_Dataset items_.
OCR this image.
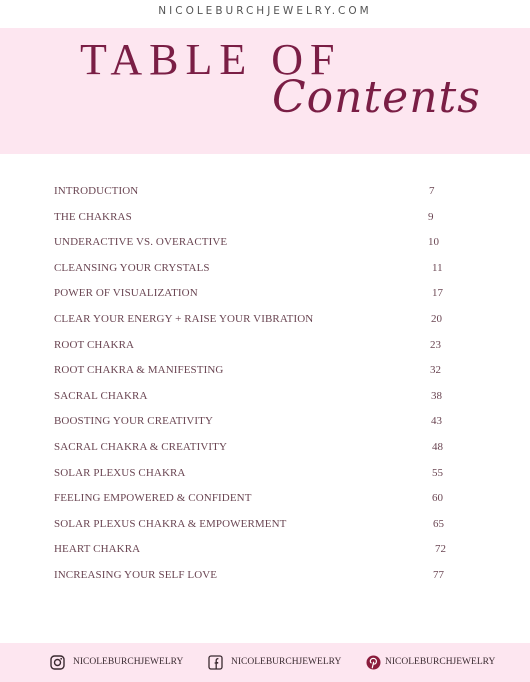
NICOLEBURCHJEWELRY.COM
TABLE OF
Contents
INTRODUCTION	7
THE CHAKRAS	9
UNDERACTIVE VS. OVERACTIVE	10
CLEANSING YOUR CRYSTALS	11
POWER OF VISUALIZATION	17
CLEAR YOUR ENERGY + RAISE YOUR VIBRATION	20
ROOT CHAKRA	23
ROOT CHAKRA & MANIFESTING	32
SACRAL CHAKRA	38
BOOSTING YOUR CREATIVITY	43
SACRAL CHAKRA & CREATIVITY	48
SOLAR PLEXUS CHAKRA	55
FEELING EMPOWERED & CONFIDENT	60
SOLAR PLEXUS CHAKRA & EMPOWERMENT	65
HEART CHAKRA	72
INCREASING YOUR SELF LOVE	77
NICOLEBURCHJEWELRY	NICOLEBURCHJEWELRY	NICOLEBURCHJEWELRY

_AIM OF THE EXERCISE_. Reproduce the data word for word, excluding its pictures.

_EXERCISE SOLUTION_.
OCR this image.
NICOLEBURCHJEWELRY.COM
TABLE OF
Contents
INTRODUCTION	7
THE CHAKRAS	9
UNDERACTIVE VS. OVERACTIVE	10
CLEANSING YOUR CRYSTALS	11
POWER OF VISUALIZATION	17
CLEAR YOUR ENERGY + RAISE YOUR VIBRATION	20
ROOT CHAKRA	23
ROOT CHAKRA & MANIFESTING	32
SACRAL CHAKRA	38
BOOSTING YOUR CREATIVITY	43
SACRAL CHAKRA & CREATIVITY	48
SOLAR PLEXUS CHAKRA	55
FEELING EMPOWERED & CONFIDENT	60
SOLAR PLEXUS CHAKRA & EMPOWERMENT	65
HEART CHAKRA	72
INCREASING YOUR SELF LOVE	77
NICOLEBURCHJEWELRY	NICOLEBURCHJEWELRY	NICOLEBURCHJEWELRY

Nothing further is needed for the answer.